### YOUR OBJECTIVE
Without pictures, repeat exactly the lines from the one containing "Type out the text in this image." through the end of the entries.

#### EXERCISE INPUTS

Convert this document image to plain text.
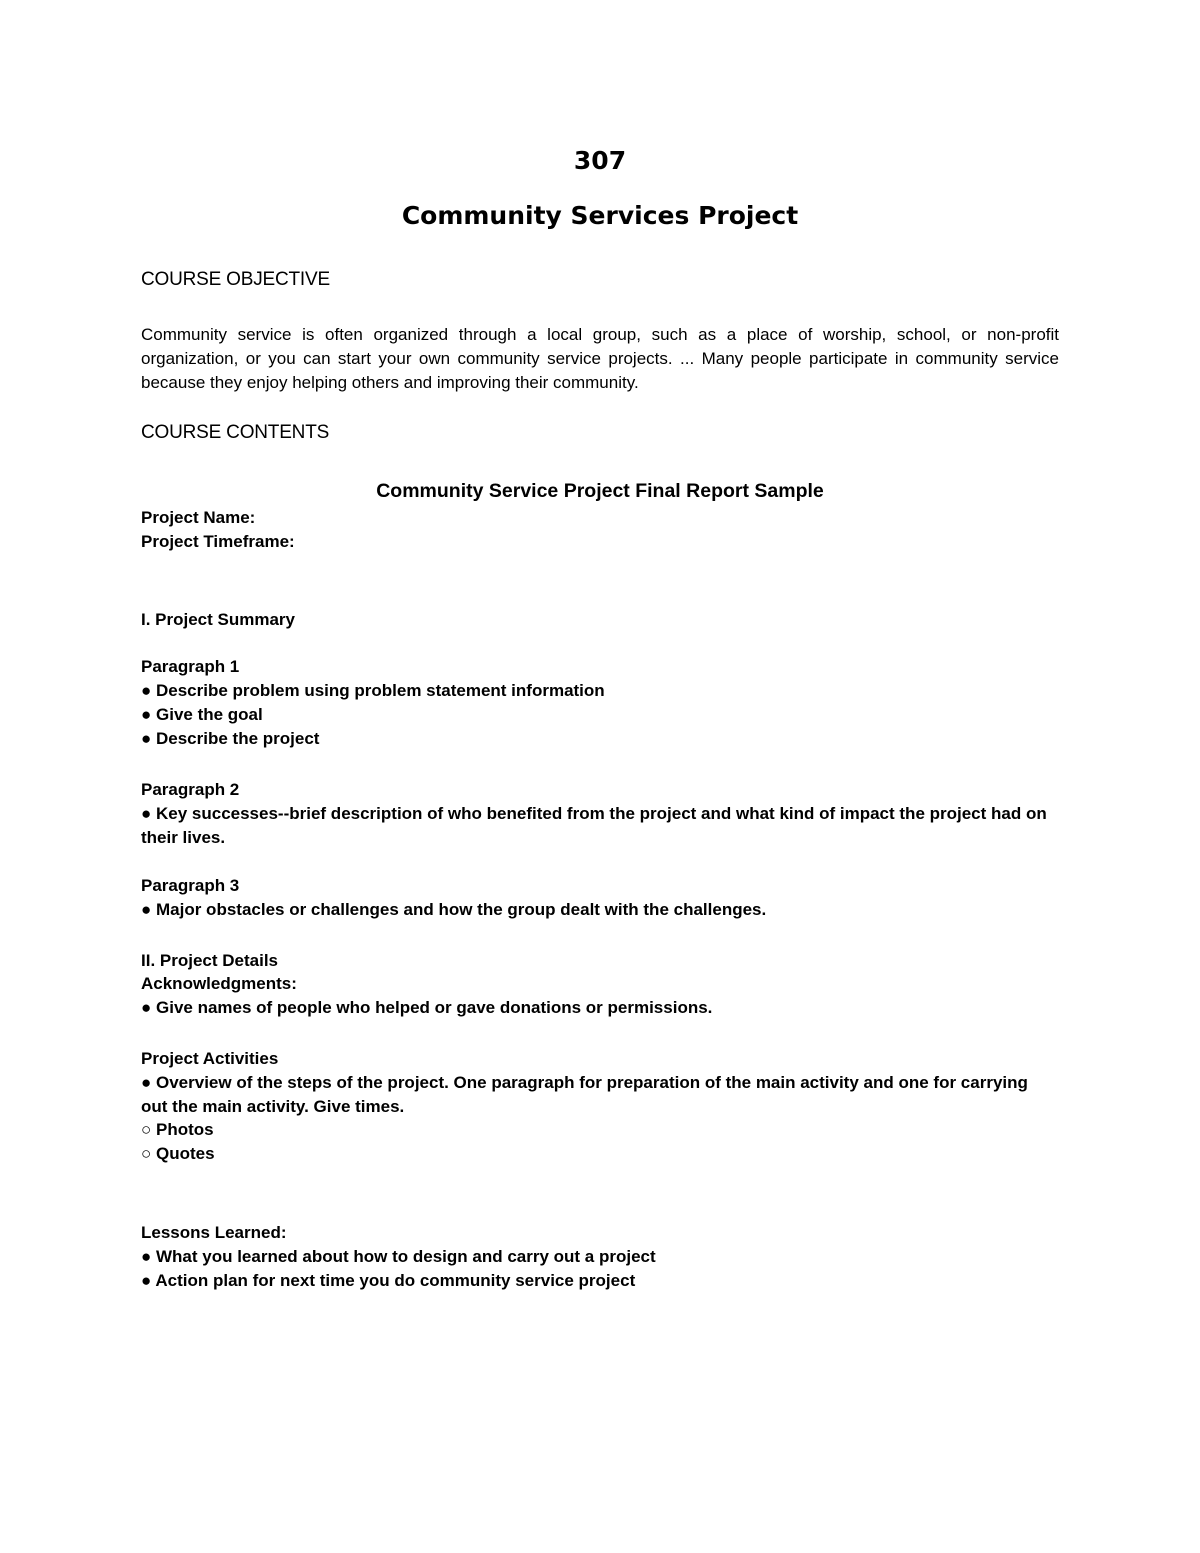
307
Community Services Project
COURSE OBJECTIVE
Community service is often organized through a local group, such as a place of worship, school, or non-profit organization, or you can start your own community service projects. ... Many people participate in community service because they enjoy helping others and improving their community.
COURSE CONTENTS
Community Service Project Final Report Sample
Project Name:
Project Timeframe:
I. Project Summary
Paragraph 1
● Describe problem using problem statement information
● Give the goal
● Describe the project
Paragraph 2
● Key successes--brief description of who benefited from the project and what kind of impact the project had on their lives.
Paragraph 3
● Major obstacles or challenges and how the group dealt with the challenges.
II. Project Details
Acknowledgments:
● Give names of people who helped or gave donations or permissions.
Project Activities
● Overview of the steps of the project. One paragraph for preparation of the main activity and one for carrying out the main activity. Give times.
○ Photos
○ Quotes
Lessons Learned:
● What you learned about how to design and carry out a project
● Action plan for next time you do community service project
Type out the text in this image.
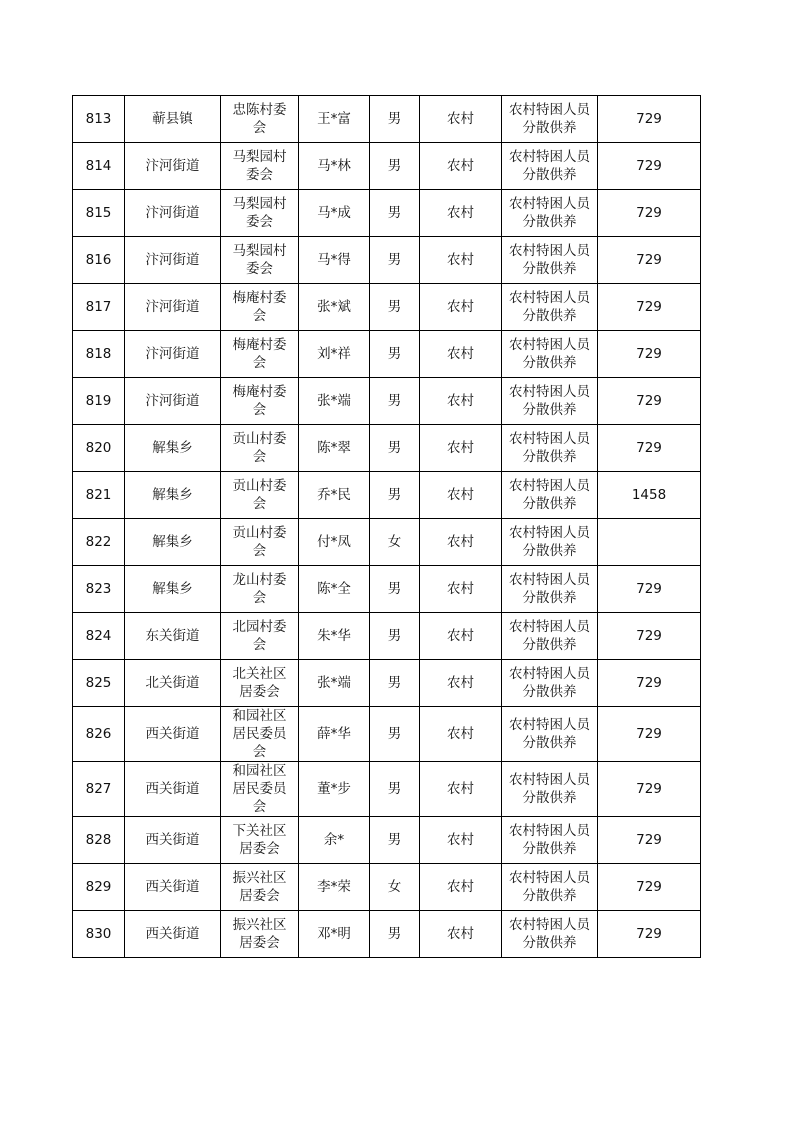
813	蕲县镇	忠陈村委会	王*富	男	农村	农村特困人员分散供养	729
814	汴河街道	马梨园村委会	马*林	男	农村	农村特困人员分散供养	729
815	汴河街道	马梨园村委会	马*成	男	农村	农村特困人员分散供养	729
816	汴河街道	马梨园村委会	马*得	男	农村	农村特困人员分散供养	729
817	汴河街道	梅庵村委会	张*斌	男	农村	农村特困人员分散供养	729
818	汴河街道	梅庵村委会	刘*祥	男	农村	农村特困人员分散供养	729
819	汴河街道	梅庵村委会	张*端	男	农村	农村特困人员分散供养	729
820	解集乡	贡山村委会	陈*翠	男	农村	农村特困人员分散供养	729
821	解集乡	贡山村委会	乔*民	男	农村	农村特困人员分散供养	1458
822	解集乡	贡山村委会	付*凤	女	农村	农村特困人员分散供养	
823	解集乡	龙山村委会	陈*全	男	农村	农村特困人员分散供养	729
824	东关街道	北园村委会	朱*华	男	农村	农村特困人员分散供养	729
825	北关街道	北关社区居委会	张*端	男	农村	农村特困人员分散供养	729
826	西关街道	和园社区居民委员会	薛*华	男	农村	农村特困人员分散供养	729
827	西关街道	和园社区居民委员会	董*步	男	农村	农村特困人员分散供养	729
828	西关街道	下关社区居委会	余*	男	农村	农村特困人员分散供养	729
829	西关街道	振兴社区居委会	李*荣	女	农村	农村特困人员分散供养	729
830	西关街道	振兴社区居委会	邓*明	男	农村	农村特困人员分散供养	729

########

### FINISHED EXERCISE
Type out the text in this image.
813	蕲县镇	忠陈村委会	王*富	男	农村	农村特困人员分散供养	729
814	汴河街道	马梨园村委会	马*林	男	农村	农村特困人员分散供养	729
815	汴河街道	马梨园村委会	马*成	男	农村	农村特困人员分散供养	729
816	汴河街道	马梨园村委会	马*得	男	农村	农村特困人员分散供养	729
817	汴河街道	梅庵村委会	张*斌	男	农村	农村特困人员分散供养	729
818	汴河街道	梅庵村委会	刘*祥	男	农村	农村特困人员分散供养	729
819	汴河街道	梅庵村委会	张*端	男	农村	农村特困人员分散供养	729
820	解集乡	贡山村委会	陈*翠	男	农村	农村特困人员分散供养	729
821	解集乡	贡山村委会	乔*民	男	农村	农村特困人员分散供养	1458
822	解集乡	贡山村委会	付*凤	女	农村	农村特困人员分散供养	
823	解集乡	龙山村委会	陈*全	男	农村	农村特困人员分散供养	729
824	东关街道	北园村委会	朱*华	男	农村	农村特困人员分散供养	729
825	北关街道	北关社区居委会	张*端	男	农村	农村特困人员分散供养	729
826	西关街道	和园社区居民委员会	薛*华	男	农村	农村特困人员分散供养	729
827	西关街道	和园社区居民委员会	董*步	男	农村	农村特困人员分散供养	729
828	西关街道	下关社区居委会	余*	男	农村	农村特困人员分散供养	729
829	西关街道	振兴社区居委会	李*荣	女	农村	农村特困人员分散供养	729
830	西关街道	振兴社区居委会	邓*明	男	农村	农村特困人员分散供养	729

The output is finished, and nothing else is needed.